--- START AVAILABLE RECORDS ---

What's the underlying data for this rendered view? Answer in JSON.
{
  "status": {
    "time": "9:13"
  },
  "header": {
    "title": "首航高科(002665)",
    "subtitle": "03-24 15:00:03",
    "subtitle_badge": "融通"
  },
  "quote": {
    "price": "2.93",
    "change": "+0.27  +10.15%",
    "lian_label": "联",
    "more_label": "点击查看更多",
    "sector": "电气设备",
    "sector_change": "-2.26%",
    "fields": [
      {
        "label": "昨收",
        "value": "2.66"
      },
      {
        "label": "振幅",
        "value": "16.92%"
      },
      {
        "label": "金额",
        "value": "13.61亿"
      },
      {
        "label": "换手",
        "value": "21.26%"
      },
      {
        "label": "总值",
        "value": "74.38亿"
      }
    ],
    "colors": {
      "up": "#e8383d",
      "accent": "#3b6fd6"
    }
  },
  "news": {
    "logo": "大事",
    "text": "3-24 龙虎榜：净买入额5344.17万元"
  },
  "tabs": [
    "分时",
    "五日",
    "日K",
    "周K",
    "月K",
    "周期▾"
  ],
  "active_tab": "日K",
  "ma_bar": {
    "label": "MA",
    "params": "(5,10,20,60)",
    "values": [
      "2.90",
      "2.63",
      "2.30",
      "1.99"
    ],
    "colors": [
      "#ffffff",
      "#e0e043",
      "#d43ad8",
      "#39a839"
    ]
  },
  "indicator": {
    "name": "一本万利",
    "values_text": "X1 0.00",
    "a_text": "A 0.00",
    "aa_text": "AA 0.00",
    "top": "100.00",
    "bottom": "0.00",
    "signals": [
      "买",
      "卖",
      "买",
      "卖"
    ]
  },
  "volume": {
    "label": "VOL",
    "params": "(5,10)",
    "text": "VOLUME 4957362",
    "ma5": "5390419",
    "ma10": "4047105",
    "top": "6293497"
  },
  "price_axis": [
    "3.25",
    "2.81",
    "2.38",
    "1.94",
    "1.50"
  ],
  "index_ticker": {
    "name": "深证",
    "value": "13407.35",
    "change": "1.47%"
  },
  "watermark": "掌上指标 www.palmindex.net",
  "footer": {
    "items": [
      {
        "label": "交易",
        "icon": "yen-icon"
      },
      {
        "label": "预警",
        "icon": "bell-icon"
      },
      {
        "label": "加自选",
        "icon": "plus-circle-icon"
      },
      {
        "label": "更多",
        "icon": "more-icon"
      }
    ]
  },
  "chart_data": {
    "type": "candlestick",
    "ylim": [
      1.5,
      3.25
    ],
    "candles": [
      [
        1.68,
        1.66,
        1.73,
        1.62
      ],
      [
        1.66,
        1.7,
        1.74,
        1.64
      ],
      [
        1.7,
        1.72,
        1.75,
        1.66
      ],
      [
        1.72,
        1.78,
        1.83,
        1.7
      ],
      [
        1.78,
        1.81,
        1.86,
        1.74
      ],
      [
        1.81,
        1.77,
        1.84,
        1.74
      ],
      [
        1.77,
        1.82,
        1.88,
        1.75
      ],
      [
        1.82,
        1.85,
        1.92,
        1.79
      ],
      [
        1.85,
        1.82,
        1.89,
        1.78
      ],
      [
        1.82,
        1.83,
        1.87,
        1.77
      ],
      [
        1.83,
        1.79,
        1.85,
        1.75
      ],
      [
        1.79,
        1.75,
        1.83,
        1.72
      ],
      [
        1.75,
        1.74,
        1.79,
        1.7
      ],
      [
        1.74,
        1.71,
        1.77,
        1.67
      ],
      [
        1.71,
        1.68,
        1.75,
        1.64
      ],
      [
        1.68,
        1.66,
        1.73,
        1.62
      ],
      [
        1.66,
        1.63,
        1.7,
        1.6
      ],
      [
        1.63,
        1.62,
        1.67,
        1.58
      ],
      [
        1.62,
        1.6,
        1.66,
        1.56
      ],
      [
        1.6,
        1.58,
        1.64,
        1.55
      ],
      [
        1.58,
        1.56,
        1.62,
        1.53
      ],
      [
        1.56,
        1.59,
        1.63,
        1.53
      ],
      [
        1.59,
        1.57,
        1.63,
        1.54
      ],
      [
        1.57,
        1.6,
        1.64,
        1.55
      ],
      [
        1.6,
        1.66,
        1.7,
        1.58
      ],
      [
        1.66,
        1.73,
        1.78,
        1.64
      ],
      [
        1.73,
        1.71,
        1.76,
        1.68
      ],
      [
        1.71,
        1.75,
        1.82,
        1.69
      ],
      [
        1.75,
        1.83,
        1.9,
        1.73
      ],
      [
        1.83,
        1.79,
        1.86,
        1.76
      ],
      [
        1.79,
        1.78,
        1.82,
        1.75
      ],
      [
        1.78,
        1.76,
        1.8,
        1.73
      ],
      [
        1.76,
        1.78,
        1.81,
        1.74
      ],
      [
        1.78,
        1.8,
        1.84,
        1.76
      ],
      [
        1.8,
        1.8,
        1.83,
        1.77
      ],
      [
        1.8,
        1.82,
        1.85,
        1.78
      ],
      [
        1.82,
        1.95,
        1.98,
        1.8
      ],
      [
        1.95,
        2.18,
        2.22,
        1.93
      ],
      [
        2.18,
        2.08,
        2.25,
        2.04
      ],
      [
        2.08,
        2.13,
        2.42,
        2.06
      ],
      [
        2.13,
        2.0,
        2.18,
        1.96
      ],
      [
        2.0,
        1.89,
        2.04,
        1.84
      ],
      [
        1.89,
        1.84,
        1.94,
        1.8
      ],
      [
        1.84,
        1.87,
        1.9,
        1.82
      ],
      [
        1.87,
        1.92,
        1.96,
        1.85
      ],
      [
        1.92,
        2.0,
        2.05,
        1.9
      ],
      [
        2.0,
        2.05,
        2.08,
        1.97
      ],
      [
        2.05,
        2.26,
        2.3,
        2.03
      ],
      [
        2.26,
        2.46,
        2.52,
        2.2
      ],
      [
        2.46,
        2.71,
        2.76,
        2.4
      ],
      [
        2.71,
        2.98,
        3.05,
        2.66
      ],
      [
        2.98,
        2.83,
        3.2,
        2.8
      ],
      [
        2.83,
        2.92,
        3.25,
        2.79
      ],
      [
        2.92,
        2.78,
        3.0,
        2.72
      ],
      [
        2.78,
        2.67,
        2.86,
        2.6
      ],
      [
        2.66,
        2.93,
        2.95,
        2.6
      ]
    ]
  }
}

--- END AVAILABLE RECORDS ---

• _TO DO_
Can you reproduce all the material exactly?

• _ANSWER FOR THIS EXERCISE_
What's the underlying data for this rendered view? Answer in JSON.
{
  "status": {
    "time": "9:13"
  },
  "header": {
    "title": "首航高科(002665)",
    "subtitle": "03-24 15:00:03",
    "subtitle_badge": "融通"
  },
  "quote": {
    "price": "2.93",
    "change": "+0.27  +10.15%",
    "lian_label": "联",
    "more_label": "点击查看更多",
    "sector": "电气设备",
    "sector_change": "-2.26%",
    "fields": [
      {
        "label": "昨收",
        "value": "2.66"
      },
      {
        "label": "振幅",
        "value": "16.92%"
      },
      {
        "label": "金额",
        "value": "13.61亿"
      },
      {
        "label": "换手",
        "value": "21.26%"
      },
      {
        "label": "总值",
        "value": "74.38亿"
      }
    ],
    "colors": {
      "up": "#e8383d",
      "accent": "#3b6fd6"
    }
  },
  "news": {
    "logo": "大事",
    "text": "3-24 龙虎榜：净买入额5344.17万元"
  },
  "tabs": [
    "分时",
    "五日",
    "日K",
    "周K",
    "月K",
    "周期▾"
  ],
  "active_tab": "日K",
  "ma_bar": {
    "label": "MA",
    "params": "(5,10,20,60)",
    "values": [
      "2.90",
      "2.63",
      "2.30",
      "1.99"
    ],
    "colors": [
      "#ffffff",
      "#e0e043",
      "#d43ad8",
      "#39a839"
    ]
  },
  "indicator": {
    "name": "一本万利",
    "values_text": "X1 0.00",
    "a_text": "A 0.00",
    "aa_text": "AA 0.00",
    "top": "100.00",
    "bottom": "0.00",
    "signals": [
      "买",
      "卖",
      "买",
      "卖"
    ]
  },
  "volume": {
    "label": "VOL",
    "params": "(5,10)",
    "text": "VOLUME 4957362",
    "ma5": "5390419",
    "ma10": "4047105",
    "top": "6293497"
  },
  "price_axis": [
    "3.25",
    "2.81",
    "2.38",
    "1.94",
    "1.50"
  ],
  "index_ticker": {
    "name": "深证",
    "value": "13407.35",
    "change": "1.47%"
  },
  "watermark": "掌上指标 www.palmindex.net",
  "footer": {
    "items": [
      {
        "label": "交易",
        "icon": "yen-icon"
      },
      {
        "label": "预警",
        "icon": "bell-icon"
      },
      {
        "label": "加自选",
        "icon": "plus-circle-icon"
      },
      {
        "label": "更多",
        "icon": "more-icon"
      }
    ]
  },
  "chart_data": {
    "type": "candlestick",
    "ylim": [
      1.5,
      3.25
    ],
    "candles": [
      [
        1.68,
        1.66,
        1.73,
        1.62
      ],
      [
        1.66,
        1.7,
        1.74,
        1.64
      ],
      [
        1.7,
        1.72,
        1.75,
        1.66
      ],
      [
        1.72,
        1.78,
        1.83,
        1.7
      ],
      [
        1.78,
        1.81,
        1.86,
        1.74
      ],
      [
        1.81,
        1.77,
        1.84,
        1.74
      ],
      [
        1.77,
        1.82,
        1.88,
        1.75
      ],
      [
        1.82,
        1.85,
        1.92,
        1.79
      ],
      [
        1.85,
        1.82,
        1.89,
        1.78
      ],
      [
        1.82,
        1.83,
        1.87,
        1.77
      ],
      [
        1.83,
        1.79,
        1.85,
        1.75
      ],
      [
        1.79,
        1.75,
        1.83,
        1.72
      ],
      [
        1.75,
        1.74,
        1.79,
        1.7
      ],
      [
        1.74,
        1.71,
        1.77,
        1.67
      ],
      [
        1.71,
        1.68,
        1.75,
        1.64
      ],
      [
        1.68,
        1.66,
        1.73,
        1.62
      ],
      [
        1.66,
        1.63,
        1.7,
        1.6
      ],
      [
        1.63,
        1.62,
        1.67,
        1.58
      ],
      [
        1.62,
        1.6,
        1.66,
        1.56
      ],
      [
        1.6,
        1.58,
        1.64,
        1.55
      ],
      [
        1.58,
        1.56,
        1.62,
        1.53
      ],
      [
        1.56,
        1.59,
        1.63,
        1.53
      ],
      [
        1.59,
        1.57,
        1.63,
        1.54
      ],
      [
        1.57,
        1.6,
        1.64,
        1.55
      ],
      [
        1.6,
        1.66,
        1.7,
        1.58
      ],
      [
        1.66,
        1.73,
        1.78,
        1.64
      ],
      [
        1.73,
        1.71,
        1.76,
        1.68
      ],
      [
        1.71,
        1.75,
        1.82,
        1.69
      ],
      [
        1.75,
        1.83,
        1.9,
        1.73
      ],
      [
        1.83,
        1.79,
        1.86,
        1.76
      ],
      [
        1.79,
        1.78,
        1.82,
        1.75
      ],
      [
        1.78,
        1.76,
        1.8,
        1.73
      ],
      [
        1.76,
        1.78,
        1.81,
        1.74
      ],
      [
        1.78,
        1.8,
        1.84,
        1.76
      ],
      [
        1.8,
        1.8,
        1.83,
        1.77
      ],
      [
        1.8,
        1.82,
        1.85,
        1.78
      ],
      [
        1.82,
        1.95,
        1.98,
        1.8
      ],
      [
        1.95,
        2.18,
        2.22,
        1.93
      ],
      [
        2.18,
        2.08,
        2.25,
        2.04
      ],
      [
        2.08,
        2.13,
        2.42,
        2.06
      ],
      [
        2.13,
        2.0,
        2.18,
        1.96
      ],
      [
        2.0,
        1.89,
        2.04,
        1.84
      ],
      [
        1.89,
        1.84,
        1.94,
        1.8
      ],
      [
        1.84,
        1.87,
        1.9,
        1.82
      ],
      [
        1.87,
        1.92,
        1.96,
        1.85
      ],
      [
        1.92,
        2.0,
        2.05,
        1.9
      ],
      [
        2.0,
        2.05,
        2.08,
        1.97
      ],
      [
        2.05,
        2.26,
        2.3,
        2.03
      ],
      [
        2.26,
        2.46,
        2.52,
        2.2
      ],
      [
        2.46,
        2.71,
        2.76,
        2.4
      ],
      [
        2.71,
        2.98,
        3.05,
        2.66
      ],
      [
        2.98,
        2.83,
        3.2,
        2.8
      ],
      [
        2.83,
        2.92,
        3.25,
        2.79
      ],
      [
        2.92,
        2.78,
        3.0,
        2.72
      ],
      [
        2.78,
        2.67,
        2.86,
        2.6
      ],
      [
        2.66,
        2.93,
        2.95,
        2.6
      ]
    ]
  }
}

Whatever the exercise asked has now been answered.